> [DIRECTION] Reproduce the account of the red loaner car below, word for word and in full.

> [EXTRACTED TEXT]
━━━━━━
After a brief wait at the dealer, they determined that keeping my car was the best option and they offered me a loaner car.
“Sure, I’d like a loaner,” I said, hoping that I could still salvage getting something done that day if I at least had wheels.
As I waited out front, out of the corner of my eye I saw a fire engine red car pulling into the lot. It was bright, obnoxious and apparently mine, I realized as they pulled right in front of me and handed me the keys.
“Um do you have anything else a little less…ummm red”?
And they did not, so I climbed into my chariot, and away I went. On the inside the car was neutral, pretty basic, and on the outside, it was an attention getter.
Not too long after I drove away, ran a few errands, and listened to some tunes, I soon forgot about the outside billboard. But there was something I noticed.
I felt strange, out of sorts, not myself. I felt like everyone was gawking at the rolling red freak show. Sure it worked, it took me where I needed to go. It got the job done, but it didn’t feel right. It felt like I was trying on someone else’s clothes, I felt like a “poser”.
I likened it to those moments when we’re doing what we need to do, but not in the “skin” we were meant for, but in a shiny new red, feels-too-obnoxious vehicle. Maybe that’s what happens when we try and be someone we’re not, do something that is not in our strengths, or jump into a job or career for the money and not because we can offer the best of us in the experience.
Sure, driving the mini fire truck got me where I needed to go, but when I arrived, it failed to feel like the journey was worth it.
We are best served to wait if needed so we can stay in our strengths, arrive in style and feel the journey was surely worth every head turn.
So what’s red that you need to ‘trade in’ and get back in your own skin, your own strengths ?
I’m back to driving my white convertible and loving every minute of it!
━━━━━━
> [GIVEN DATA]
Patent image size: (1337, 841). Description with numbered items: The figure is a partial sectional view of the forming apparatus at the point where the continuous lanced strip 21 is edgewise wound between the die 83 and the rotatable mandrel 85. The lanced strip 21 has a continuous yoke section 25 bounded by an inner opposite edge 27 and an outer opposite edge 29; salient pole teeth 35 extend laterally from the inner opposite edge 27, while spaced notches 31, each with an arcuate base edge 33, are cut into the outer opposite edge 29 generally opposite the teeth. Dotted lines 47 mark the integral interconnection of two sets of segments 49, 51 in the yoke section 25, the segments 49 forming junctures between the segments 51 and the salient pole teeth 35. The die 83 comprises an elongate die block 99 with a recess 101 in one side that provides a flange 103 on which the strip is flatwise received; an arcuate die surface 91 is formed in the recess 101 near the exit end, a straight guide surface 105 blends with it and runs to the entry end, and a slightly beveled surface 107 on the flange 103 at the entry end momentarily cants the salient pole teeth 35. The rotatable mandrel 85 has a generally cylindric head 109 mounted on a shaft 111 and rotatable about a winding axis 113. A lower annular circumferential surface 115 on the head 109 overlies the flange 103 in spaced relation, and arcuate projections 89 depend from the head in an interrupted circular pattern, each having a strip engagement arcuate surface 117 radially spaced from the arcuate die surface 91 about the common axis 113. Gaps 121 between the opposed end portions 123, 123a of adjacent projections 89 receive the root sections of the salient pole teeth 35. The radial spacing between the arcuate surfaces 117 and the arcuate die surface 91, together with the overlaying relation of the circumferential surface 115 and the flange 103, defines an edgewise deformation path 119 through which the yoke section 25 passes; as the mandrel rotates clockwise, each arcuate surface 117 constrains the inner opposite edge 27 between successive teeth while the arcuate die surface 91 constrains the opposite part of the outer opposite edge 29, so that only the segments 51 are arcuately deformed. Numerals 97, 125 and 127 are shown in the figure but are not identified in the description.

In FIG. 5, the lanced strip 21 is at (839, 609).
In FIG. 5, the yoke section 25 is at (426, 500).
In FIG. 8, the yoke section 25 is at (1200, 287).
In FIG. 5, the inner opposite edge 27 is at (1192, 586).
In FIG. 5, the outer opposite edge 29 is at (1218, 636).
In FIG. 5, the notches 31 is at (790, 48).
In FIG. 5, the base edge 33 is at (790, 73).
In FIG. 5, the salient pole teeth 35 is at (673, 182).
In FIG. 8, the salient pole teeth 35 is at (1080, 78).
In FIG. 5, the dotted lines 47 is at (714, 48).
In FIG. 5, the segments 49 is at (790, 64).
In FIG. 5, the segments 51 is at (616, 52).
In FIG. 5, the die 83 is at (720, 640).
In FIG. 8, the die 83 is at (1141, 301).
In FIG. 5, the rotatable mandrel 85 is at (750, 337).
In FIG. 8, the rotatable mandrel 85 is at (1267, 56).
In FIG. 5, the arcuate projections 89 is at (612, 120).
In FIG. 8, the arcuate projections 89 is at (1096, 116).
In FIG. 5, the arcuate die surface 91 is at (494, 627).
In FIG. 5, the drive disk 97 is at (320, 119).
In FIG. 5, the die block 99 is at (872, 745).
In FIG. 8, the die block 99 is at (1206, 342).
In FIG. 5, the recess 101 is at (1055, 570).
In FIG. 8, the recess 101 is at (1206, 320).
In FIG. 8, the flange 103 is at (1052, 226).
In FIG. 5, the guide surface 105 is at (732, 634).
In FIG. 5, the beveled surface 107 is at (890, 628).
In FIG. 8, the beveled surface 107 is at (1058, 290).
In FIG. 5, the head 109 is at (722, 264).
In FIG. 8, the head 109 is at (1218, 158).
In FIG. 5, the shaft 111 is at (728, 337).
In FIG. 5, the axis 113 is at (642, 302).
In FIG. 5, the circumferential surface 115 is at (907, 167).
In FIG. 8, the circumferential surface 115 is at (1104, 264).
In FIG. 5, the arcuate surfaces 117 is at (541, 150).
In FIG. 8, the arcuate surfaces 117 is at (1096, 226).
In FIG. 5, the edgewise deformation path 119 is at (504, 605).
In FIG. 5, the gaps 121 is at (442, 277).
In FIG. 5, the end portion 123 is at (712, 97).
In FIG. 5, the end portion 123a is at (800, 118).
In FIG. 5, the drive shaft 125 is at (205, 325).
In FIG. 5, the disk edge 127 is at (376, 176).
━━━━━━
> [RESULT OF THIS EXERCISE]
After a brief wait at the dealer, they determined that keeping my car was the best option and they offered me a loaner car.
“Sure, I’d like a loaner,” I said, hoping that I could still salvage getting something done that day if I at least had wheels.
As I waited out front, out of the corner of my eye I saw a fire engine red car pulling into the lot. It was bright, obnoxious and apparently mine, I realized as they pulled right in front of me and handed me the keys.
“Um do you have anything else a little less…ummm red”?
And they did not, so I climbed into my chariot, and away I went. On the inside the car was neutral, pretty basic, and on the outside, it was an attention getter.
Not too long after I drove away, ran a few errands, and listened to some tunes, I soon forgot about the outside billboard. But there was something I noticed.
I felt strange, out of sorts, not myself. I felt like everyone was gawking at the rolling red freak show. Sure it worked, it took me where I needed to go. It got the job done, but it didn’t feel right. It felt like I was trying on someone else’s clothes, I felt like a “poser”.
I likened it to those moments when we’re doing what we need to do, but not in the “skin” we were meant for, but in a shiny new red, feels-too-obnoxious vehicle. Maybe that’s what happens when we try and be someone we’re not, do something that is not in our strengths, or jump into a job or career for the money and not because we can offer the best of us in the experience.
Sure, driving the mini fire truck got me where I needed to go, but when I arrived, it failed to feel like the journey was worth it.
We are best served to wait if needed so we can stay in our strengths, arrive in style and feel the journey was surely worth every head turn.
So what’s red that you need to ‘trade in’ and get back in your own skin, your own strengths ?
I’m back to driving my white convertible and loving every minute of it!